## [Exercise instructions]
Reproduce the records below word for word, every line included.
** BEGIN **
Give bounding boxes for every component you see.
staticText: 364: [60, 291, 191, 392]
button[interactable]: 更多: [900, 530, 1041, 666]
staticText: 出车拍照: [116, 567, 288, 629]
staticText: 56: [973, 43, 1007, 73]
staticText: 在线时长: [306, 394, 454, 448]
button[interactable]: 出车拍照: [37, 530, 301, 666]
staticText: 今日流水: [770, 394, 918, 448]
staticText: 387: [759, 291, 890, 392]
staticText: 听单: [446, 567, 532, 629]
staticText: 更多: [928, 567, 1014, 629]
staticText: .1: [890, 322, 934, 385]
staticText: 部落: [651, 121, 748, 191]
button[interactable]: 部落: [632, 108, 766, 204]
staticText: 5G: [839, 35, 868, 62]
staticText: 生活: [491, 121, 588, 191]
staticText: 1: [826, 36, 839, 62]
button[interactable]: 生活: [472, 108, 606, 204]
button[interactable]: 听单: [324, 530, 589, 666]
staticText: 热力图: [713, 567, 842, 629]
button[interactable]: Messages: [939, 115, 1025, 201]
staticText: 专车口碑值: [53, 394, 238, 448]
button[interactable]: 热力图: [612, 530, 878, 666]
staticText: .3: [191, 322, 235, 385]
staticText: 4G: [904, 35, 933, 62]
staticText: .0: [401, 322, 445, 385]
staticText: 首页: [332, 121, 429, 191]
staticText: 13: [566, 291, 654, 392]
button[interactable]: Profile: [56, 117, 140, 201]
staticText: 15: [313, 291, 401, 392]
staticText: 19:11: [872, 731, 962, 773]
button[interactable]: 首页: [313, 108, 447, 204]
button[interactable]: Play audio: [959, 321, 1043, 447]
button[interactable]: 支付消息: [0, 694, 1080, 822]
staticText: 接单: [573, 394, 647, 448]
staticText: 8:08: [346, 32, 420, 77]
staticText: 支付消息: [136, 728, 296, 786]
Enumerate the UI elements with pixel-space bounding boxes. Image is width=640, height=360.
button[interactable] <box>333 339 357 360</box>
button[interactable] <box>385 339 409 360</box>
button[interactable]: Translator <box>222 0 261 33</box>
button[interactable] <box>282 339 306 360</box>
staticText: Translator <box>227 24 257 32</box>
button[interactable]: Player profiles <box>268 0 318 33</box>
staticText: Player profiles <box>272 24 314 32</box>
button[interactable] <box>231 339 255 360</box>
** END **
## [Written response]
Give bounding boxes for every component you see.
staticText: 364: [60, 291, 191, 392]
button[interactable]: 更多: [900, 530, 1041, 666]
staticText: 出车拍照: [116, 567, 288, 629]
staticText: 56: [973, 43, 1007, 73]
staticText: 在线时长: [306, 394, 454, 448]
button[interactable]: 出车拍照: [37, 530, 301, 666]
staticText: 今日流水: [770, 394, 918, 448]
staticText: 387: [759, 291, 890, 392]
staticText: 听单: [446, 567, 532, 629]
staticText: 更多: [928, 567, 1014, 629]
staticText: .1: [890, 322, 934, 385]
staticText: 部落: [651, 121, 748, 191]
button[interactable]: 部落: [632, 108, 766, 204]
staticText: 5G: [839, 35, 868, 62]
staticText: 生活: [491, 121, 588, 191]
staticText: 1: [826, 36, 839, 62]
button[interactable]: 生活: [472, 108, 606, 204]
button[interactable]: 听单: [324, 530, 589, 666]
staticText: 热力图: [713, 567, 842, 629]
button[interactable]: Messages: [939, 115, 1025, 201]
staticText: 专车口碑值: [53, 394, 238, 448]
button[interactable]: 热力图: [612, 530, 878, 666]
staticText: .3: [191, 322, 235, 385]
staticText: 4G: [904, 35, 933, 62]
staticText: .0: [401, 322, 445, 385]
staticText: 首页: [332, 121, 429, 191]
staticText: 13: [566, 291, 654, 392]
button[interactable]: Profile: [56, 117, 140, 201]
staticText: 15: [313, 291, 401, 392]
staticText: 19:11: [872, 731, 962, 773]
button[interactable]: 首页: [313, 108, 447, 204]
button[interactable]: Play audio: [959, 321, 1043, 447]
button[interactable]: 支付消息: [0, 694, 1080, 822]
staticText: 接单: [573, 394, 647, 448]
staticText: 8:08: [346, 32, 420, 77]
staticText: 支付消息: [136, 728, 296, 786]
Enumerate the UI elements with pixel-space bounding boxes. Image is width=640, height=360.
button[interactable] <box>333 339 357 360</box>
button[interactable] <box>385 339 409 360</box>
button[interactable]: Translator <box>222 0 261 33</box>
button[interactable] <box>282 339 306 360</box>
staticText: Translator <box>227 24 257 32</box>
button[interactable]: Player profiles <box>268 0 318 33</box>
staticText: Player profiles <box>272 24 314 32</box>
button[interactable] <box>231 339 255 360</box>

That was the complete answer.